• Task prompt: Below are some records. Pull every line that contains the word "answer".

• Records shown:
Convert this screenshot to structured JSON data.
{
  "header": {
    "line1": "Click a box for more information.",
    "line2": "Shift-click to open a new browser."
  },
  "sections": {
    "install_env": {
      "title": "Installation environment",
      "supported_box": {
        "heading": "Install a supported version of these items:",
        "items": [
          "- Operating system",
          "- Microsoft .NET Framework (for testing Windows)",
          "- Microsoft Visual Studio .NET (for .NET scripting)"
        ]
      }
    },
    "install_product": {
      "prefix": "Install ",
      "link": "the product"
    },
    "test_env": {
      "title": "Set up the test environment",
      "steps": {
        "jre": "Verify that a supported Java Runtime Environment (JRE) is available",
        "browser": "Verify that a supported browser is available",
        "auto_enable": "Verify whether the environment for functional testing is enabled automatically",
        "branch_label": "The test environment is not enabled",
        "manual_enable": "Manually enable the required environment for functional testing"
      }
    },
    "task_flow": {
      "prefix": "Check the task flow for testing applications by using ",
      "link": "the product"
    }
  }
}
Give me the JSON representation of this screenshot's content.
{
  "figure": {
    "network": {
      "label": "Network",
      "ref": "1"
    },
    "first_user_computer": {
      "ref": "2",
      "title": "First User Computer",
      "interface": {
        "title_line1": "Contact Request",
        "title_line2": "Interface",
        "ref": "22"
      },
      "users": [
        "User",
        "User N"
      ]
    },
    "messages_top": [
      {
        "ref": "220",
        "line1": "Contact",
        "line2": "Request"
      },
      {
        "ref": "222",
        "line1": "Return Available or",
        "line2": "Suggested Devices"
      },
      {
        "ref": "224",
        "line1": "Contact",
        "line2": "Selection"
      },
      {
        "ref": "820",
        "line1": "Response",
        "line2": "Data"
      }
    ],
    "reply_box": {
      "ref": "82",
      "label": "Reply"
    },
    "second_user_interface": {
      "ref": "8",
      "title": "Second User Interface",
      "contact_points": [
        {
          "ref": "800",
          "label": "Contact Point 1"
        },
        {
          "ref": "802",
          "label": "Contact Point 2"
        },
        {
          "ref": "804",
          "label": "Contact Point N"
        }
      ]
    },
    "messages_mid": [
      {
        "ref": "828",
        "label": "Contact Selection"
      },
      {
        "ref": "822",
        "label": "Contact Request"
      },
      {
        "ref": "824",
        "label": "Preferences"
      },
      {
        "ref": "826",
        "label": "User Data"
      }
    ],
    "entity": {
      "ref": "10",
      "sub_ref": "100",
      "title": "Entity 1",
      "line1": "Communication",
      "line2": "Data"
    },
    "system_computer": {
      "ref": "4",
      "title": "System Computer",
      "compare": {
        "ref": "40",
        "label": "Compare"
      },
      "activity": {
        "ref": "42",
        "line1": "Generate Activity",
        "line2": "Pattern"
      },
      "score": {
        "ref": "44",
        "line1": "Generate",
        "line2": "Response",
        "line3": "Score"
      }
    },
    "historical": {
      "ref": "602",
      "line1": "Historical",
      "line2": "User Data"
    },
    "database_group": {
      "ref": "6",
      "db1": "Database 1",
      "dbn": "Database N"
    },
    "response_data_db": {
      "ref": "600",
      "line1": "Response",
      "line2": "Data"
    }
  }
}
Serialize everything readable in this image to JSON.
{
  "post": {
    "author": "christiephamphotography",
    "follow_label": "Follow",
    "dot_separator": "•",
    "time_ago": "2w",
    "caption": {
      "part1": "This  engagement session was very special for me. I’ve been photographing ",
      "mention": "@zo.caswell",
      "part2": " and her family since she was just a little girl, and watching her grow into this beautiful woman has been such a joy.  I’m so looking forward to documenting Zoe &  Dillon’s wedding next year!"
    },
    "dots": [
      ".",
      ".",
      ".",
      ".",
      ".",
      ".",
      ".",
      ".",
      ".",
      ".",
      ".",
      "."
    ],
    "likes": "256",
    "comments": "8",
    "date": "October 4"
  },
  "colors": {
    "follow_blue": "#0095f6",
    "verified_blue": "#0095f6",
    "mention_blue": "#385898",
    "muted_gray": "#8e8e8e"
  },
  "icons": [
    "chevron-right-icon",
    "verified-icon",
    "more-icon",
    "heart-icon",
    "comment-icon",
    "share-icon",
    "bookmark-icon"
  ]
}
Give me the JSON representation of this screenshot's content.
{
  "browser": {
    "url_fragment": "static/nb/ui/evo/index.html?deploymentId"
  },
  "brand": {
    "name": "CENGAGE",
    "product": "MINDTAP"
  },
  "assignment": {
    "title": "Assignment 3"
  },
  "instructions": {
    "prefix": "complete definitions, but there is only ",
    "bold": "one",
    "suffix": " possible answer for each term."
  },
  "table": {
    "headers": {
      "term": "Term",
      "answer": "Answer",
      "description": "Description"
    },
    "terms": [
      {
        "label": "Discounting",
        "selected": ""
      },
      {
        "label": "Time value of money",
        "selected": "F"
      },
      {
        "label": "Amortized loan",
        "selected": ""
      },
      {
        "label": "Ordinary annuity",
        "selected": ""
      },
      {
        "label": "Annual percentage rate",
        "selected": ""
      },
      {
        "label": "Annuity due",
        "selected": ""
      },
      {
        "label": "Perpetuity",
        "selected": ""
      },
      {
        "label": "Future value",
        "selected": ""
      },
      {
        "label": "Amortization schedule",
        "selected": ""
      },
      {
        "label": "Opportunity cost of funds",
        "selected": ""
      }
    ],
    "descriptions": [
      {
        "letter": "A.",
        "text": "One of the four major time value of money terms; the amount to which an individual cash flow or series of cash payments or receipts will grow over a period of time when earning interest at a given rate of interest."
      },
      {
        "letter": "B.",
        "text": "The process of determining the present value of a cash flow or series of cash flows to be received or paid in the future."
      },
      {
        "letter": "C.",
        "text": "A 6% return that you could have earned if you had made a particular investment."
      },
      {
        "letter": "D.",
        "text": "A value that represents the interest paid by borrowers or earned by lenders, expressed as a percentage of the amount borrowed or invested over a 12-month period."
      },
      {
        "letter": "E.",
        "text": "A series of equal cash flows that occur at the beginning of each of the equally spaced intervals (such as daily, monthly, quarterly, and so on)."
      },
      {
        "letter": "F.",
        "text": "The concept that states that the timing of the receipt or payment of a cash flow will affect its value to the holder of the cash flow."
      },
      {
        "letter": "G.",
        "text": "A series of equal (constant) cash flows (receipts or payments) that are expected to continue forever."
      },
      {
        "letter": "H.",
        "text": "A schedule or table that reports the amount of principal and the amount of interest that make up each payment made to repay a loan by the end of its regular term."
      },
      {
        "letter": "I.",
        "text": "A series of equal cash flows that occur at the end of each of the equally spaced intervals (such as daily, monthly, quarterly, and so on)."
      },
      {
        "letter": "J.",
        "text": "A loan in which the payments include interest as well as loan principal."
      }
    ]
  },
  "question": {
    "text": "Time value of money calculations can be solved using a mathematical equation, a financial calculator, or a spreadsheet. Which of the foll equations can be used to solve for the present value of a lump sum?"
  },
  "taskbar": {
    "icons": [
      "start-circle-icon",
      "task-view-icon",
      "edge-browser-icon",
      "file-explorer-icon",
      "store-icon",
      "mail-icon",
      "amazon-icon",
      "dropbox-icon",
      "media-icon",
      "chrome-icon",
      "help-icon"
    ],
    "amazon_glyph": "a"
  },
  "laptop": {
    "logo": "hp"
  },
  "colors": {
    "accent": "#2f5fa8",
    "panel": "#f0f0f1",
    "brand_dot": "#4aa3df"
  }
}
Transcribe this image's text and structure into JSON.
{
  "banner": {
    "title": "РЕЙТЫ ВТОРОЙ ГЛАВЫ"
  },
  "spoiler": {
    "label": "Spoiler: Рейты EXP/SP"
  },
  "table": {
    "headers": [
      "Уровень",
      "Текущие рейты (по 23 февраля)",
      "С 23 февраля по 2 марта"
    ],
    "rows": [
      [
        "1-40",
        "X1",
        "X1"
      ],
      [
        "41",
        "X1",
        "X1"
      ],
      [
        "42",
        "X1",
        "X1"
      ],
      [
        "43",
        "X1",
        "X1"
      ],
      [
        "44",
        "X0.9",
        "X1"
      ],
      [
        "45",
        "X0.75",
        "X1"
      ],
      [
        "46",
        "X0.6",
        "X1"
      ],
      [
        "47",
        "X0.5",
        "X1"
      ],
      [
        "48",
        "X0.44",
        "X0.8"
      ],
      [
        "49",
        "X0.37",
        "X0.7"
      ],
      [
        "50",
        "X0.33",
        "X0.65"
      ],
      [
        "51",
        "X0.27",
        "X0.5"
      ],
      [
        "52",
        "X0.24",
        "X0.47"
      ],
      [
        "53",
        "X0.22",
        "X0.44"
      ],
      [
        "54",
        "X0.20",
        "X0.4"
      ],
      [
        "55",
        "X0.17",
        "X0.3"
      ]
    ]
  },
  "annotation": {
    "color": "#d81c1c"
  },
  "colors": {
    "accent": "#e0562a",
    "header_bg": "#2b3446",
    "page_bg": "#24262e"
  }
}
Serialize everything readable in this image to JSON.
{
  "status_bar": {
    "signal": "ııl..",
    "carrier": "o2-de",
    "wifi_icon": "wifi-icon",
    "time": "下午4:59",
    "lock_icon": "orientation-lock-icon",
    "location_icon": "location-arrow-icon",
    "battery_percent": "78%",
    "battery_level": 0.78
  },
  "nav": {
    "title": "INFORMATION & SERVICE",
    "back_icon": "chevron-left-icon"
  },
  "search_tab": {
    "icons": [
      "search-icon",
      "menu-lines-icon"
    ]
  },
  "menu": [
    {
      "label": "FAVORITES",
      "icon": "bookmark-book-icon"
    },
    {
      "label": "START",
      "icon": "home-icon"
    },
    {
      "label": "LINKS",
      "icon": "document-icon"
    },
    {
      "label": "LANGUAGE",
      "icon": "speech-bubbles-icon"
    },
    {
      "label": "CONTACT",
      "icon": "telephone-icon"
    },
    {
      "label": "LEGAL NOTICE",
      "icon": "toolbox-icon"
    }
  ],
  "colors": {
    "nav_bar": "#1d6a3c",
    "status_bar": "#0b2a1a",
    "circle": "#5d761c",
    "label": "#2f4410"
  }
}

• Task solution:
    "suffix": " possible answer for each term."
      "answer": "Answer",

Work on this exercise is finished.